§ **GIVEN EXERCISE**
Update the listing below so that every instance of "actual-bar" reads "historical-bar", and reproduce it in full with everything else left unchanged.
══ SUPPLIED MATERIAL ══
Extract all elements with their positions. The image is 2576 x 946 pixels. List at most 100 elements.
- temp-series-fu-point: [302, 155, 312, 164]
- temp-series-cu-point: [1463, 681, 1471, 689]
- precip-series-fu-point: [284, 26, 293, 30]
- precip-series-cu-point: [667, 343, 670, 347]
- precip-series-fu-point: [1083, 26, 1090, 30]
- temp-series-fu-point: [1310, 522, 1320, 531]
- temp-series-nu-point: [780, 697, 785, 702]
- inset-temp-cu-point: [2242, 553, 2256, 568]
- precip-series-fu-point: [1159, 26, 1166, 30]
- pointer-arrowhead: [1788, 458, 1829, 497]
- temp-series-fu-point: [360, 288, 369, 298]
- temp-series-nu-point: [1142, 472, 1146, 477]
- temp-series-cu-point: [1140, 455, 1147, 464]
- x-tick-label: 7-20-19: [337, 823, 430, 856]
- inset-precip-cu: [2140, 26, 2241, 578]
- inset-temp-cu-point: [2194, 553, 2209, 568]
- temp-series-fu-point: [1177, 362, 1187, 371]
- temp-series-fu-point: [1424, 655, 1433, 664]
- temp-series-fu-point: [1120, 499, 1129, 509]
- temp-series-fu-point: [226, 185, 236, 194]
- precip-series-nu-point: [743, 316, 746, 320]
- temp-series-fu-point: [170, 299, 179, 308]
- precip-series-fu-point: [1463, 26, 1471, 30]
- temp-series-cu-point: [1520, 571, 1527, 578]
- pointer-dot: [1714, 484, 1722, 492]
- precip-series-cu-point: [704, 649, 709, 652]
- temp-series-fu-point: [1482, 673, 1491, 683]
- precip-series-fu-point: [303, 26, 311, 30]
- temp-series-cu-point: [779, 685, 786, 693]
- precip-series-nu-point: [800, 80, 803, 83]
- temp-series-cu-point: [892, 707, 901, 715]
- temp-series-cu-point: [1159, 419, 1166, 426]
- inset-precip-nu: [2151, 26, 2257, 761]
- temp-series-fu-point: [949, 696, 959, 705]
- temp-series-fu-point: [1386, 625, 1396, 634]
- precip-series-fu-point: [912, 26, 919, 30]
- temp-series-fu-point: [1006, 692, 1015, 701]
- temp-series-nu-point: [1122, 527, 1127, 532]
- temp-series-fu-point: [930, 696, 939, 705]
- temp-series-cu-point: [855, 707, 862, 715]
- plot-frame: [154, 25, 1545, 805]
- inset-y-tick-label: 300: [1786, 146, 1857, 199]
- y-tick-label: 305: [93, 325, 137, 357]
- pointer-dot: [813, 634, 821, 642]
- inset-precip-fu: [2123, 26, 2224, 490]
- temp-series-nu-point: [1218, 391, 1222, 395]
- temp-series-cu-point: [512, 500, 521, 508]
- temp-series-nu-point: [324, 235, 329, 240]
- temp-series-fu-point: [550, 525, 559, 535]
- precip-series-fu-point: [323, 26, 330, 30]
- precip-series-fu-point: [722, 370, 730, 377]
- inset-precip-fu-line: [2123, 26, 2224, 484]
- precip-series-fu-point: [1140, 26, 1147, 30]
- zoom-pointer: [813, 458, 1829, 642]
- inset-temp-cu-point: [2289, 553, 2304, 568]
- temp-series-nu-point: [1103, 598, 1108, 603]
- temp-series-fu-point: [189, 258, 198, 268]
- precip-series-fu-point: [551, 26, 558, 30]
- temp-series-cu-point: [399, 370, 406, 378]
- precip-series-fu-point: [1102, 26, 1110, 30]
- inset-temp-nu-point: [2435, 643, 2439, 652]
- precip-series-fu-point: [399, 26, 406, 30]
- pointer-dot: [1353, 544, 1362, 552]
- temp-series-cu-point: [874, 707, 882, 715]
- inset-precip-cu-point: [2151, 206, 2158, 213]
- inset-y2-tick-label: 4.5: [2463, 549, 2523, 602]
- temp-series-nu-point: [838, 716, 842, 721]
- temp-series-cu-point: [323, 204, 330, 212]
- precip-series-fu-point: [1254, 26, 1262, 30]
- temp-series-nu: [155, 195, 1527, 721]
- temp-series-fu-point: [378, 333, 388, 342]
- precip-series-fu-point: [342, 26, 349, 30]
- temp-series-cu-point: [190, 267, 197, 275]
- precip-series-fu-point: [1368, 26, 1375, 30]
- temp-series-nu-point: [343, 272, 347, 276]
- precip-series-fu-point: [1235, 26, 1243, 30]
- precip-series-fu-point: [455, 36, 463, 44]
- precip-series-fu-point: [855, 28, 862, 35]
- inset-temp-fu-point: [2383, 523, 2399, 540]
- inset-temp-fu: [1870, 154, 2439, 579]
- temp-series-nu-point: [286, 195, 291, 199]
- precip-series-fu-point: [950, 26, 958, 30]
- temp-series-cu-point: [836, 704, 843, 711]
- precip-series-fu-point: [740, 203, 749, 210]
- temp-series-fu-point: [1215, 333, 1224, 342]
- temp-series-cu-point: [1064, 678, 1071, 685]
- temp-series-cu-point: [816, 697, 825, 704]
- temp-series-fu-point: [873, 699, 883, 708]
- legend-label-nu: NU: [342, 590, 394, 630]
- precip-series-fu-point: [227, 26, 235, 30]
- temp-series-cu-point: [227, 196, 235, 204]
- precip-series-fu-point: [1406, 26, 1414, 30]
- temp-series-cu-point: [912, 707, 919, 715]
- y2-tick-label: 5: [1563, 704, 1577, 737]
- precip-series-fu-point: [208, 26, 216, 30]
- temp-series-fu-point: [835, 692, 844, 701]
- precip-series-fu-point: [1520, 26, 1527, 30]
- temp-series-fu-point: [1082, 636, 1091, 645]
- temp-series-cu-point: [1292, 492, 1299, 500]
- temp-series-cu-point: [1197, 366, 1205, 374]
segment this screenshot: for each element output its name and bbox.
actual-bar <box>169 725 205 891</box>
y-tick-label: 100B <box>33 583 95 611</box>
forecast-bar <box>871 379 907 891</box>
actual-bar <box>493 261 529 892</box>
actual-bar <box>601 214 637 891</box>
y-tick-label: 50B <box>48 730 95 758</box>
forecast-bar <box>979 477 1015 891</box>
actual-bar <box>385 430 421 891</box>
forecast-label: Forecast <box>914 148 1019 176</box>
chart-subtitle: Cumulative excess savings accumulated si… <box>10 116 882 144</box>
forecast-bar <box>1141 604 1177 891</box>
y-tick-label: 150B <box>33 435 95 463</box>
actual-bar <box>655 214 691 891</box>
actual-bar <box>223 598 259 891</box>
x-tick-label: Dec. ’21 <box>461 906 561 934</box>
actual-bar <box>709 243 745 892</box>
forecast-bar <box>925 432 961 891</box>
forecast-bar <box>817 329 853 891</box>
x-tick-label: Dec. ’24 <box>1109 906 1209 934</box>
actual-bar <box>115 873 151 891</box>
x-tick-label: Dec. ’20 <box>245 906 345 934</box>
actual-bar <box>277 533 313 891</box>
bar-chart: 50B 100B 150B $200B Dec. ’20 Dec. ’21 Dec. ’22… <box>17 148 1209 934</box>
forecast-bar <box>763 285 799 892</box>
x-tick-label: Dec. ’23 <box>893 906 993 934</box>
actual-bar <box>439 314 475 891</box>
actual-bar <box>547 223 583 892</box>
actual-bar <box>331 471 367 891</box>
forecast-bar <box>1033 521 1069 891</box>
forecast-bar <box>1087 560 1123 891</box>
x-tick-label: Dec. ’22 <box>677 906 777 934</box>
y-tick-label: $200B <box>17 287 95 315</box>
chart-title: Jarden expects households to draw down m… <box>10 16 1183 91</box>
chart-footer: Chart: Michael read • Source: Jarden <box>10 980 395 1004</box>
═══
§ **ANSWER BELOW**
Extract all elements with their positions. The image is 2576 x 946 pixels. List at most 100 elements.
- temp-series-fu-point: [302, 155, 312, 164]
- temp-series-cu-point: [1463, 681, 1471, 689]
- precip-series-fu-point: [284, 26, 293, 30]
- precip-series-cu-point: [667, 343, 670, 347]
- precip-series-fu-point: [1083, 26, 1090, 30]
- temp-series-fu-point: [1310, 522, 1320, 531]
- temp-series-nu-point: [780, 697, 785, 702]
- inset-temp-cu-point: [2242, 553, 2256, 568]
- precip-series-fu-point: [1159, 26, 1166, 30]
- pointer-arrowhead: [1788, 458, 1829, 497]
- temp-series-fu-point: [360, 288, 369, 298]
- temp-series-nu-point: [1142, 472, 1146, 477]
- temp-series-cu-point: [1140, 455, 1147, 464]
- x-tick-label: 7-20-19: [337, 823, 430, 856]
- inset-precip-cu: [2140, 26, 2241, 578]
- inset-temp-cu-point: [2194, 553, 2209, 568]
- temp-series-fu-point: [1177, 362, 1187, 371]
- temp-series-fu-point: [1424, 655, 1433, 664]
- temp-series-fu-point: [1120, 499, 1129, 509]
- temp-series-fu-point: [226, 185, 236, 194]
- precip-series-nu-point: [743, 316, 746, 320]
- temp-series-fu-point: [170, 299, 179, 308]
- precip-series-fu-point: [1463, 26, 1471, 30]
- temp-series-cu-point: [1520, 571, 1527, 578]
- pointer-dot: [1714, 484, 1722, 492]
- precip-series-cu-point: [704, 649, 709, 652]
- temp-series-fu-point: [1482, 673, 1491, 683]
- precip-series-fu-point: [303, 26, 311, 30]
- temp-series-cu-point: [779, 685, 786, 693]
- precip-series-nu-point: [800, 80, 803, 83]
- temp-series-cu-point: [892, 707, 901, 715]
- temp-series-cu-point: [1159, 419, 1166, 426]
- inset-precip-nu: [2151, 26, 2257, 761]
- temp-series-fu-point: [949, 696, 959, 705]
- temp-series-fu-point: [1386, 625, 1396, 634]
- precip-series-fu-point: [912, 26, 919, 30]
- temp-series-fu-point: [1006, 692, 1015, 701]
- temp-series-nu-point: [1122, 527, 1127, 532]
- temp-series-fu-point: [930, 696, 939, 705]
- temp-series-cu-point: [855, 707, 862, 715]
- plot-frame: [154, 25, 1545, 805]
- inset-y-tick-label: 300: [1786, 146, 1857, 199]
- y-tick-label: 305: [93, 325, 137, 357]
- pointer-dot: [813, 634, 821, 642]
- inset-precip-fu: [2123, 26, 2224, 490]
- temp-series-nu-point: [1218, 391, 1222, 395]
- temp-series-cu-point: [512, 500, 521, 508]
- temp-series-nu-point: [324, 235, 329, 240]
- temp-series-fu-point: [550, 525, 559, 535]
- precip-series-fu-point: [323, 26, 330, 30]
- precip-series-fu-point: [722, 370, 730, 377]
- inset-precip-fu-line: [2123, 26, 2224, 484]
- precip-series-fu-point: [1140, 26, 1147, 30]
- zoom-pointer: [813, 458, 1829, 642]
- inset-temp-cu-point: [2289, 553, 2304, 568]
- temp-series-nu-point: [1103, 598, 1108, 603]
- temp-series-fu-point: [189, 258, 198, 268]
- precip-series-fu-point: [551, 26, 558, 30]
- temp-series-cu-point: [399, 370, 406, 378]
- precip-series-fu-point: [1102, 26, 1110, 30]
- inset-temp-nu-point: [2435, 643, 2439, 652]
- precip-series-fu-point: [399, 26, 406, 30]
- pointer-dot: [1353, 544, 1362, 552]
- temp-series-cu-point: [874, 707, 882, 715]
- inset-precip-cu-point: [2151, 206, 2158, 213]
- inset-y2-tick-label: 4.5: [2463, 549, 2523, 602]
- temp-series-nu-point: [838, 716, 842, 721]
- temp-series-cu-point: [323, 204, 330, 212]
- precip-series-fu-point: [1254, 26, 1262, 30]
- temp-series-nu: [155, 195, 1527, 721]
- temp-series-fu-point: [378, 333, 388, 342]
- precip-series-fu-point: [342, 26, 349, 30]
- temp-series-cu-point: [190, 267, 197, 275]
- precip-series-fu-point: [1368, 26, 1375, 30]
- temp-series-nu-point: [343, 272, 347, 276]
- precip-series-fu-point: [1235, 26, 1243, 30]
- precip-series-fu-point: [455, 36, 463, 44]
- precip-series-fu-point: [855, 28, 862, 35]
- inset-temp-fu-point: [2383, 523, 2399, 540]
- inset-temp-fu: [1870, 154, 2439, 579]
- temp-series-nu-point: [286, 195, 291, 199]
- precip-series-fu-point: [950, 26, 958, 30]
- temp-series-cu-point: [836, 704, 843, 711]
- precip-series-fu-point: [740, 203, 749, 210]
- temp-series-fu-point: [1215, 333, 1224, 342]
- temp-series-cu-point: [1064, 678, 1071, 685]
- temp-series-cu-point: [816, 697, 825, 704]
- temp-series-fu-point: [873, 699, 883, 708]
- legend-label-nu: NU: [342, 590, 394, 630]
- precip-series-fu-point: [227, 26, 235, 30]
- temp-series-cu-point: [227, 196, 235, 204]
- precip-series-fu-point: [1406, 26, 1414, 30]
- temp-series-cu-point: [912, 707, 919, 715]
- y2-tick-label: 5: [1563, 704, 1577, 737]
- precip-series-fu-point: [208, 26, 216, 30]
- temp-series-fu-point: [835, 692, 844, 701]
- precip-series-fu-point: [1520, 26, 1527, 30]
- temp-series-fu-point: [1082, 636, 1091, 645]
- temp-series-cu-point: [1292, 492, 1299, 500]
- temp-series-cu-point: [1197, 366, 1205, 374]
segment this screenshot: for each element output its name and bbox.
historical-bar <box>169 725 205 891</box>
y-tick-label: 100B <box>33 583 95 611</box>
forecast-bar <box>871 379 907 891</box>
historical-bar <box>493 261 529 892</box>
historical-bar <box>601 214 637 891</box>
y-tick-label: 50B <box>48 730 95 758</box>
forecast-bar <box>979 477 1015 891</box>
historical-bar <box>385 430 421 891</box>
forecast-label: Forecast <box>914 148 1019 176</box>
chart-subtitle: Cumulative excess savings accumulated si… <box>10 116 882 144</box>
forecast-bar <box>1141 604 1177 891</box>
y-tick-label: 150B <box>33 435 95 463</box>
historical-bar <box>655 214 691 891</box>
historical-bar <box>223 598 259 891</box>
x-tick-label: Dec. ’21 <box>461 906 561 934</box>
historical-bar <box>709 243 745 892</box>
forecast-bar <box>925 432 961 891</box>
forecast-bar <box>817 329 853 891</box>
x-tick-label: Dec. ’24 <box>1109 906 1209 934</box>
historical-bar <box>115 873 151 891</box>
x-tick-label: Dec. ’20 <box>245 906 345 934</box>
historical-bar <box>277 533 313 891</box>
bar-chart: 50B 100B 150B $200B Dec. ’20 Dec. ’21 Dec. ’22… <box>17 148 1209 934</box>
forecast-bar <box>763 285 799 892</box>
x-tick-label: Dec. ’23 <box>893 906 993 934</box>
historical-bar <box>439 314 475 891</box>
historical-bar <box>547 223 583 892</box>
historical-bar <box>331 471 367 891</box>
forecast-bar <box>1033 521 1069 891</box>
forecast-bar <box>1087 560 1123 891</box>
x-tick-label: Dec. ’22 <box>677 906 777 934</box>
y-tick-label: $200B <box>17 287 95 315</box>
chart-title: Jarden expects households to draw down m… <box>10 16 1183 91</box>
chart-footer: Chart: Michael read • Source: Jarden <box>10 980 395 1004</box>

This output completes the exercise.